_Task goal_
Reproduce each record below exactly as written.
-- START OF Extracted records --
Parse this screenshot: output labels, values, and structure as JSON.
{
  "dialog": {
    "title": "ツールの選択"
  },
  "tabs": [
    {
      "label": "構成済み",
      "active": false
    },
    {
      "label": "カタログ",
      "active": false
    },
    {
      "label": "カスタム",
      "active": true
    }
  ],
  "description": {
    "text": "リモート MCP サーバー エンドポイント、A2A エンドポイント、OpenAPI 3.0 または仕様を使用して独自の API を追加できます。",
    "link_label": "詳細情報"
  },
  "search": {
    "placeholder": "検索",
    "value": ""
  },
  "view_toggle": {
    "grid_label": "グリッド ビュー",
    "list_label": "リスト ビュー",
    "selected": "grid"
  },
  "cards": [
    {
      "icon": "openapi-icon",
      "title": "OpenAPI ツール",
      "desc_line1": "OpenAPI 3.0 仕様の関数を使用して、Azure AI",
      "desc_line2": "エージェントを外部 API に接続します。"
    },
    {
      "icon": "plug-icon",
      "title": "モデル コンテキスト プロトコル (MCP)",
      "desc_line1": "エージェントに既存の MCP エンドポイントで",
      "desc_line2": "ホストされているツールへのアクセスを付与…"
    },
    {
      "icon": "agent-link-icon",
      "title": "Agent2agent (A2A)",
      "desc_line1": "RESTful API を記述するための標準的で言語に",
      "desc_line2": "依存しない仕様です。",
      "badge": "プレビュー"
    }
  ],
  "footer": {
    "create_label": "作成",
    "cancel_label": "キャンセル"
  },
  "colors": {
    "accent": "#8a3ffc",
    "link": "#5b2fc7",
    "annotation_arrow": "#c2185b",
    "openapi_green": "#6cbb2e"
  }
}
-- END OF Extracted records --
_Output for this task_
Parse this screenshot: output labels, values, and structure as JSON.
{
  "dialog": {
    "title": "ツールの選択"
  },
  "tabs": [
    {
      "label": "構成済み",
      "active": false
    },
    {
      "label": "カタログ",
      "active": false
    },
    {
      "label": "カスタム",
      "active": true
    }
  ],
  "description": {
    "text": "リモート MCP サーバー エンドポイント、A2A エンドポイント、OpenAPI 3.0 または仕様を使用して独自の API を追加できます。",
    "link_label": "詳細情報"
  },
  "search": {
    "placeholder": "検索",
    "value": ""
  },
  "view_toggle": {
    "grid_label": "グリッド ビュー",
    "list_label": "リスト ビュー",
    "selected": "grid"
  },
  "cards": [
    {
      "icon": "openapi-icon",
      "title": "OpenAPI ツール",
      "desc_line1": "OpenAPI 3.0 仕様の関数を使用して、Azure AI",
      "desc_line2": "エージェントを外部 API に接続します。"
    },
    {
      "icon": "plug-icon",
      "title": "モデル コンテキスト プロトコル (MCP)",
      "desc_line1": "エージェントに既存の MCP エンドポイントで",
      "desc_line2": "ホストされているツールへのアクセスを付与…"
    },
    {
      "icon": "agent-link-icon",
      "title": "Agent2agent (A2A)",
      "desc_line1": "RESTful API を記述するための標準的で言語に",
      "desc_line2": "依存しない仕様です。",
      "badge": "プレビュー"
    }
  ],
  "footer": {
    "create_label": "作成",
    "cancel_label": "キャンセル"
  },
  "colors": {
    "accent": "#8a3ffc",
    "link": "#5b2fc7",
    "annotation_arrow": "#c2185b",
    "openapi_green": "#6cbb2e"
  }
}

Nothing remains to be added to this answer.